Directions for this task:
Render every entry exactly as it appears.

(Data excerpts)
○ ○ ○ ○ ○ ○ ○

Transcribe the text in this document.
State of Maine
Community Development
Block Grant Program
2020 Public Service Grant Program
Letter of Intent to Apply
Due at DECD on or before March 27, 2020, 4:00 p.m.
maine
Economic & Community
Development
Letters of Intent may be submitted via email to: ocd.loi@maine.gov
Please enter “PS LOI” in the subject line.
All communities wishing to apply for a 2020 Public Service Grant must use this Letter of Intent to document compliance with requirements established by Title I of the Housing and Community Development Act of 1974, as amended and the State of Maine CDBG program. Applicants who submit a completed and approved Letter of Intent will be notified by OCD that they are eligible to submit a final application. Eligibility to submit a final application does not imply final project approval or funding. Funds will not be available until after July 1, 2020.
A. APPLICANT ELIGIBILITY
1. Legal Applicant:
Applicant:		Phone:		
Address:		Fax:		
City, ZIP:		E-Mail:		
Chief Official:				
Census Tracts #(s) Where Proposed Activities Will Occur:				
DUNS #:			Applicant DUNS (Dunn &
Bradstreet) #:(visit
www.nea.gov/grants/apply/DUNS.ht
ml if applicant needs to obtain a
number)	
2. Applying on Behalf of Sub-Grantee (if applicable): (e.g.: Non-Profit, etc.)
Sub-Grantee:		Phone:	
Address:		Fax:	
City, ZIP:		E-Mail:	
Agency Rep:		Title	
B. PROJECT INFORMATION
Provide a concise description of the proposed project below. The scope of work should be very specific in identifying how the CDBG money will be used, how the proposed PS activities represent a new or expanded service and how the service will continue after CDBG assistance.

○ ○ ○ ○ ○ ○ ○

Exercise solution:
Transcribe the text in this document.
State of Maine
Community Development
Block Grant Program
2020 Public Service Grant Program
Letter of Intent to Apply
Due at DECD on or before March 27, 2020, 4:00 p.m.
maine
Economic & Community
Development
Letters of Intent may be submitted via email to: ocd.loi@maine.gov
Please enter “PS LOI” in the subject line.
All communities wishing to apply for a 2020 Public Service Grant must use this Letter of Intent to document compliance with requirements established by Title I of the Housing and Community Development Act of 1974, as amended and the State of Maine CDBG program. Applicants who submit a completed and approved Letter of Intent will be notified by OCD that they are eligible to submit a final application. Eligibility to submit a final application does not imply final project approval or funding. Funds will not be available until after July 1, 2020.
A. APPLICANT ELIGIBILITY
1. Legal Applicant:
Applicant:		Phone:		
Address:		Fax:		
City, ZIP:		E-Mail:		
Chief Official:				
Census Tracts #(s) Where Proposed Activities Will Occur:				
DUNS #:			Applicant DUNS (Dunn &
Bradstreet) #:(visit
www.nea.gov/grants/apply/DUNS.ht
ml if applicant needs to obtain a
number)	
2. Applying on Behalf of Sub-Grantee (if applicable): (e.g.: Non-Profit, etc.)
Sub-Grantee:		Phone:	
Address:		Fax:	
City, ZIP:		E-Mail:	
Agency Rep:		Title	
B. PROJECT INFORMATION
Provide a concise description of the proposed project below. The scope of work should be very specific in identifying how the CDBG money will be used, how the proposed PS activities represent a new or expanded service and how the service will continue after CDBG assistance.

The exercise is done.